- WHAT YOU NEED TO DO
Locate each line in the records containing "title". Copy it.

====== INPUT ======

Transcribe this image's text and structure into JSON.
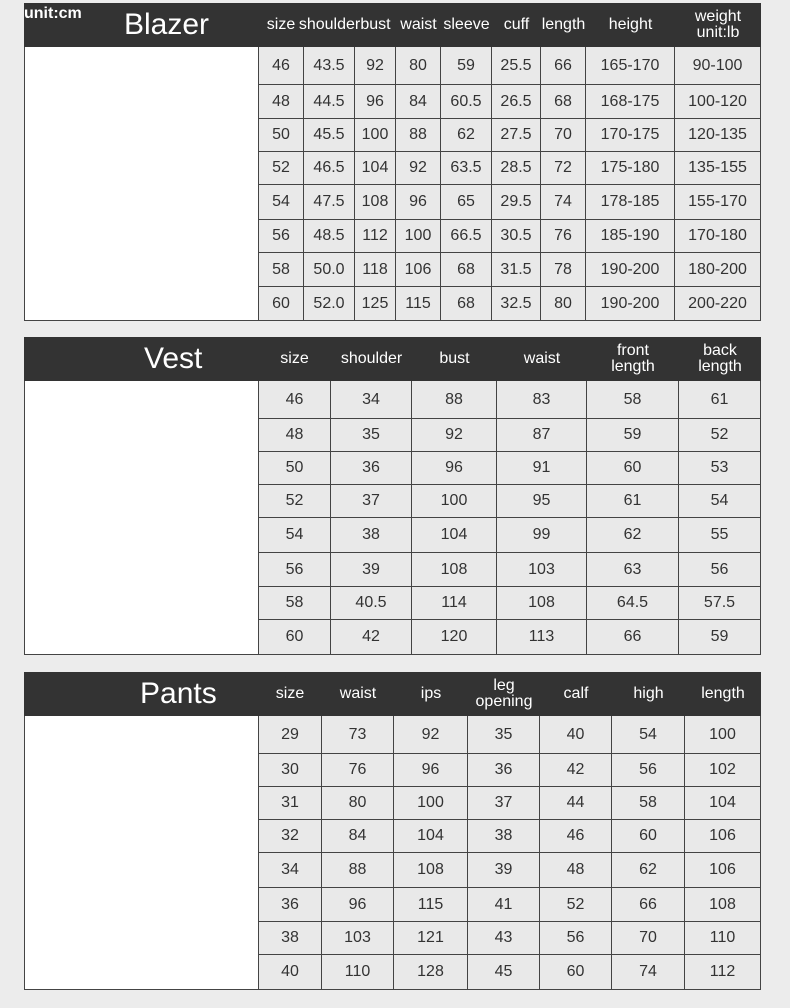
{
  "unit_label": "unit:cm",
  "tables": [
    {
      "title": "Blazer",
      "headers": [
        "size",
        "shoulder",
        "bust",
        "waist",
        "sleeve",
        "cuff",
        "length",
        "height",
        "weight\nunit:lb"
      ],
      "rows": [
        [
          "46",
          "43.5",
          "92",
          "80",
          "59",
          "25.5",
          "66",
          "165-170",
          "90-100"
        ],
        [
          "48",
          "44.5",
          "96",
          "84",
          "60.5",
          "26.5",
          "68",
          "168-175",
          "100-120"
        ],
        [
          "50",
          "45.5",
          "100",
          "88",
          "62",
          "27.5",
          "70",
          "170-175",
          "120-135"
        ],
        [
          "52",
          "46.5",
          "104",
          "92",
          "63.5",
          "28.5",
          "72",
          "175-180",
          "135-155"
        ],
        [
          "54",
          "47.5",
          "108",
          "96",
          "65",
          "29.5",
          "74",
          "178-185",
          "155-170"
        ],
        [
          "56",
          "48.5",
          "112",
          "100",
          "66.5",
          "30.5",
          "76",
          "185-190",
          "170-180"
        ],
        [
          "58",
          "50.0",
          "118",
          "106",
          "68",
          "31.5",
          "78",
          "190-200",
          "180-200"
        ],
        [
          "60",
          "52.0",
          "125",
          "115",
          "68",
          "32.5",
          "80",
          "190-200",
          "200-220"
        ]
      ]
    },
    {
      "title": "Vest",
      "headers": [
        "size",
        "shoulder",
        "bust",
        "waist",
        "front\nlength",
        "back\nlength"
      ],
      "rows": [
        [
          "46",
          "34",
          "88",
          "83",
          "58",
          "61"
        ],
        [
          "48",
          "35",
          "92",
          "87",
          "59",
          "52"
        ],
        [
          "50",
          "36",
          "96",
          "91",
          "60",
          "53"
        ],
        [
          "52",
          "37",
          "100",
          "95",
          "61",
          "54"
        ],
        [
          "54",
          "38",
          "104",
          "99",
          "62",
          "55"
        ],
        [
          "56",
          "39",
          "108",
          "103",
          "63",
          "56"
        ],
        [
          "58",
          "40.5",
          "114",
          "108",
          "64.5",
          "57.5"
        ],
        [
          "60",
          "42",
          "120",
          "113",
          "66",
          "59"
        ]
      ]
    },
    {
      "title": "Pants",
      "headers": [
        "size",
        "waist",
        "ips",
        "leg\nopening",
        "calf",
        "high",
        "length"
      ],
      "rows": [
        [
          "29",
          "73",
          "92",
          "35",
          "40",
          "54",
          "100"
        ],
        [
          "30",
          "76",
          "96",
          "36",
          "42",
          "56",
          "102"
        ],
        [
          "31",
          "80",
          "100",
          "37",
          "44",
          "58",
          "104"
        ],
        [
          "32",
          "84",
          "104",
          "38",
          "46",
          "60",
          "106"
        ],
        [
          "34",
          "88",
          "108",
          "39",
          "48",
          "62",
          "106"
        ],
        [
          "36",
          "96",
          "115",
          "41",
          "52",
          "66",
          "108"
        ],
        [
          "38",
          "103",
          "121",
          "43",
          "56",
          "70",
          "110"
        ],
        [
          "40",
          "110",
          "128",
          "45",
          "60",
          "74",
          "112"
        ]
      ]
    }
  ]
}
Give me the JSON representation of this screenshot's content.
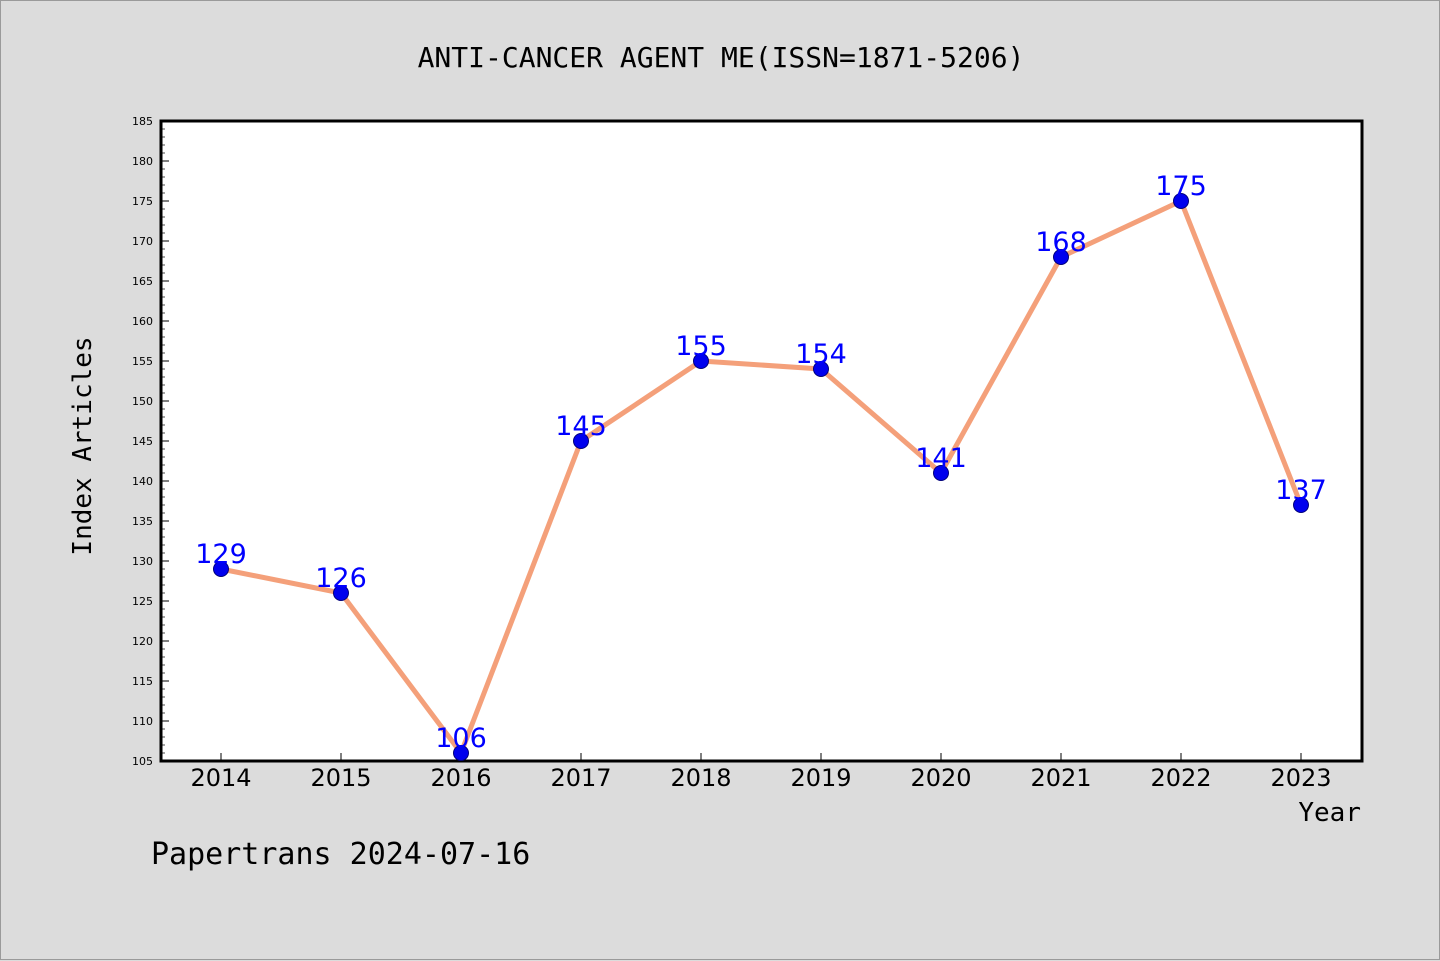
{
  "chart_data": {
    "type": "line",
    "title": "ANTI-CANCER AGENT ME(ISSN=1871-5206)",
    "xlabel": "Year",
    "ylabel": "Index Articles",
    "categories": [
      "2014",
      "2015",
      "2016",
      "2017",
      "2018",
      "2019",
      "2020",
      "2021",
      "2022",
      "2023"
    ],
    "values": [
      129,
      126,
      106,
      145,
      155,
      154,
      141,
      168,
      175,
      137
    ],
    "ylim": [
      105,
      185
    ],
    "yticks": [
      105,
      110,
      115,
      120,
      125,
      130,
      135,
      140,
      145,
      150,
      155,
      160,
      165,
      170,
      175,
      180,
      185
    ],
    "grid": false,
    "data_labels": true
  },
  "footer": {
    "watermark": "Papertrans 2024-07-16"
  },
  "colors": {
    "line": "#f4a07a",
    "marker": "#0000ee",
    "data_label": "#0000ff",
    "background": "#dcdcdc",
    "plot_area": "#ffffff"
  }
}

======

- FINAL RESULT
      "title": "Blazer",
      "title": "Vest",
      "title": "Pants",
    "title": "ANTI-CANCER AGENT ME(ISSN=1871-5206)",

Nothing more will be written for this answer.